• **WHAT IS EXPECTED**:
Reproduce the data exactly.

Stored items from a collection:

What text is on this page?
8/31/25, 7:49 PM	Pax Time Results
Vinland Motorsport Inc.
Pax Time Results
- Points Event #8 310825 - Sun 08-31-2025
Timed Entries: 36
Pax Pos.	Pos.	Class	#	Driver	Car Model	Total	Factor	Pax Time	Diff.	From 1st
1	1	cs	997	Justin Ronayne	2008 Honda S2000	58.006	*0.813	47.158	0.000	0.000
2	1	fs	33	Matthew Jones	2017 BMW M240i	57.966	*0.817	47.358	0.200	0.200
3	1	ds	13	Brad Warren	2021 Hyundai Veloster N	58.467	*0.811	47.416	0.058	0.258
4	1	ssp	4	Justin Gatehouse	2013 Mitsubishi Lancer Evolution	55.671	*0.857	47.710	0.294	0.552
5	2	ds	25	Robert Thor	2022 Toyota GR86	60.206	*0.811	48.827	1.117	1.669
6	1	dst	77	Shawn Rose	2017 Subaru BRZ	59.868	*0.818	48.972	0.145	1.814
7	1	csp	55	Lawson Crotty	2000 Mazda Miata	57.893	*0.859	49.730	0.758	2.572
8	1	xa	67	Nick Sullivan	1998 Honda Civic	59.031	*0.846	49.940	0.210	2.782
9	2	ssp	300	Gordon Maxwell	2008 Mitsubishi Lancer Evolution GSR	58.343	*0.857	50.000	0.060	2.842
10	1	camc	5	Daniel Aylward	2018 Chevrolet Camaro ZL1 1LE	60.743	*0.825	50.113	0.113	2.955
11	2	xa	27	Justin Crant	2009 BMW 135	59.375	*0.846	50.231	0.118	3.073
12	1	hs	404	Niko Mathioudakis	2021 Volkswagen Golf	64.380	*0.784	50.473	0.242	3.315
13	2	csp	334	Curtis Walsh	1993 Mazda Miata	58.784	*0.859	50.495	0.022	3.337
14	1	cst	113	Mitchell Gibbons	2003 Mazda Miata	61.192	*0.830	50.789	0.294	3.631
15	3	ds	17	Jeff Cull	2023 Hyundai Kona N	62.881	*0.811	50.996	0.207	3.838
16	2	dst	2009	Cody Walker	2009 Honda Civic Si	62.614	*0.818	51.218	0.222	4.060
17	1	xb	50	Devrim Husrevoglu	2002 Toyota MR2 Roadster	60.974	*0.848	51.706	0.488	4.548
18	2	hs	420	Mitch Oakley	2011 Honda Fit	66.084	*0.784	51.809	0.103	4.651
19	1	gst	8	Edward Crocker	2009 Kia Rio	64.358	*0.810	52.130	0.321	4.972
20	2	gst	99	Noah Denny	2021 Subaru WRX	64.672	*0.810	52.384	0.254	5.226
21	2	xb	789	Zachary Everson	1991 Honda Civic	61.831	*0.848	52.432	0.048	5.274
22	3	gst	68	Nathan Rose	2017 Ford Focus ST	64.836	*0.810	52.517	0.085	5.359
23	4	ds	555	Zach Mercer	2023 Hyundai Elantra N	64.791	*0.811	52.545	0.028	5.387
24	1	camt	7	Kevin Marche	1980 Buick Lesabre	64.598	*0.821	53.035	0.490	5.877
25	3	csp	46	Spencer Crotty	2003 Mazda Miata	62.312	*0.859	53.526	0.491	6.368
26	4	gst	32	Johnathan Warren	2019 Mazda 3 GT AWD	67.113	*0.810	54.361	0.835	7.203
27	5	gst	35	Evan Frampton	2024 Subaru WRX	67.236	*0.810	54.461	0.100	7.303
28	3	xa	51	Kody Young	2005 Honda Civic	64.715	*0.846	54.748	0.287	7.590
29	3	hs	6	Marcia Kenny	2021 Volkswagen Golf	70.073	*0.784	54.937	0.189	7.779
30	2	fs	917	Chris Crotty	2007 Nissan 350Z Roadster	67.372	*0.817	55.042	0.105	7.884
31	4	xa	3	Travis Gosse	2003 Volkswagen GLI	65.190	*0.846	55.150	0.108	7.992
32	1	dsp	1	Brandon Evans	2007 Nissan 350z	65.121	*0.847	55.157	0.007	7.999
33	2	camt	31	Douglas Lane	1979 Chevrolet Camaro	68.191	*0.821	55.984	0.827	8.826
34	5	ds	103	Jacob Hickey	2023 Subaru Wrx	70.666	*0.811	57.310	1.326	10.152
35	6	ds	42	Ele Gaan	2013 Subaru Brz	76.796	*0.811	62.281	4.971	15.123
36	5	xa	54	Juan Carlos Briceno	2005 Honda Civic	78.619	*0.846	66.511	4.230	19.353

• **COMPLETED EXERCISE**:
What text is on this page?
8/31/25, 7:49 PM	Pax Time Results
Vinland Motorsport Inc.
Pax Time Results
- Points Event #8 310825 - Sun 08-31-2025
Timed Entries: 36
Pax Pos.	Pos.	Class	#	Driver	Car Model	Total	Factor	Pax Time	Diff.	From 1st
1	1	cs	997	Justin Ronayne	2008 Honda S2000	58.006	*0.813	47.158	0.000	0.000
2	1	fs	33	Matthew Jones	2017 BMW M240i	57.966	*0.817	47.358	0.200	0.200
3	1	ds	13	Brad Warren	2021 Hyundai Veloster N	58.467	*0.811	47.416	0.058	0.258
4	1	ssp	4	Justin Gatehouse	2013 Mitsubishi Lancer Evolution	55.671	*0.857	47.710	0.294	0.552
5	2	ds	25	Robert Thor	2022 Toyota GR86	60.206	*0.811	48.827	1.117	1.669
6	1	dst	77	Shawn Rose	2017 Subaru BRZ	59.868	*0.818	48.972	0.145	1.814
7	1	csp	55	Lawson Crotty	2000 Mazda Miata	57.893	*0.859	49.730	0.758	2.572
8	1	xa	67	Nick Sullivan	1998 Honda Civic	59.031	*0.846	49.940	0.210	2.782
9	2	ssp	300	Gordon Maxwell	2008 Mitsubishi Lancer Evolution GSR	58.343	*0.857	50.000	0.060	2.842
10	1	camc	5	Daniel Aylward	2018 Chevrolet Camaro ZL1 1LE	60.743	*0.825	50.113	0.113	2.955
11	2	xa	27	Justin Crant	2009 BMW 135	59.375	*0.846	50.231	0.118	3.073
12	1	hs	404	Niko Mathioudakis	2021 Volkswagen Golf	64.380	*0.784	50.473	0.242	3.315
13	2	csp	334	Curtis Walsh	1993 Mazda Miata	58.784	*0.859	50.495	0.022	3.337
14	1	cst	113	Mitchell Gibbons	2003 Mazda Miata	61.192	*0.830	50.789	0.294	3.631
15	3	ds	17	Jeff Cull	2023 Hyundai Kona N	62.881	*0.811	50.996	0.207	3.838
16	2	dst	2009	Cody Walker	2009 Honda Civic Si	62.614	*0.818	51.218	0.222	4.060
17	1	xb	50	Devrim Husrevoglu	2002 Toyota MR2 Roadster	60.974	*0.848	51.706	0.488	4.548
18	2	hs	420	Mitch Oakley	2011 Honda Fit	66.084	*0.784	51.809	0.103	4.651
19	1	gst	8	Edward Crocker	2009 Kia Rio	64.358	*0.810	52.130	0.321	4.972
20	2	gst	99	Noah Denny	2021 Subaru WRX	64.672	*0.810	52.384	0.254	5.226
21	2	xb	789	Zachary Everson	1991 Honda Civic	61.831	*0.848	52.432	0.048	5.274
22	3	gst	68	Nathan Rose	2017 Ford Focus ST	64.836	*0.810	52.517	0.085	5.359
23	4	ds	555	Zach Mercer	2023 Hyundai Elantra N	64.791	*0.811	52.545	0.028	5.387
24	1	camt	7	Kevin Marche	1980 Buick Lesabre	64.598	*0.821	53.035	0.490	5.877
25	3	csp	46	Spencer Crotty	2003 Mazda Miata	62.312	*0.859	53.526	0.491	6.368
26	4	gst	32	Johnathan Warren	2019 Mazda 3 GT AWD	67.113	*0.810	54.361	0.835	7.203
27	5	gst	35	Evan Frampton	2024 Subaru WRX	67.236	*0.810	54.461	0.100	7.303
28	3	xa	51	Kody Young	2005 Honda Civic	64.715	*0.846	54.748	0.287	7.590
29	3	hs	6	Marcia Kenny	2021 Volkswagen Golf	70.073	*0.784	54.937	0.189	7.779
30	2	fs	917	Chris Crotty	2007 Nissan 350Z Roadster	67.372	*0.817	55.042	0.105	7.884
31	4	xa	3	Travis Gosse	2003 Volkswagen GLI	65.190	*0.846	55.150	0.108	7.992
32	1	dsp	1	Brandon Evans	2007 Nissan 350z	65.121	*0.847	55.157	0.007	7.999
33	2	camt	31	Douglas Lane	1979 Chevrolet Camaro	68.191	*0.821	55.984	0.827	8.826
34	5	ds	103	Jacob Hickey	2023 Subaru Wrx	70.666	*0.811	57.310	1.326	10.152
35	6	ds	42	Ele Gaan	2013 Subaru Brz	76.796	*0.811	62.281	4.971	15.123
36	5	xa	54	Juan Carlos Briceno	2005 Honda Civic	78.619	*0.846	66.511	4.230	19.353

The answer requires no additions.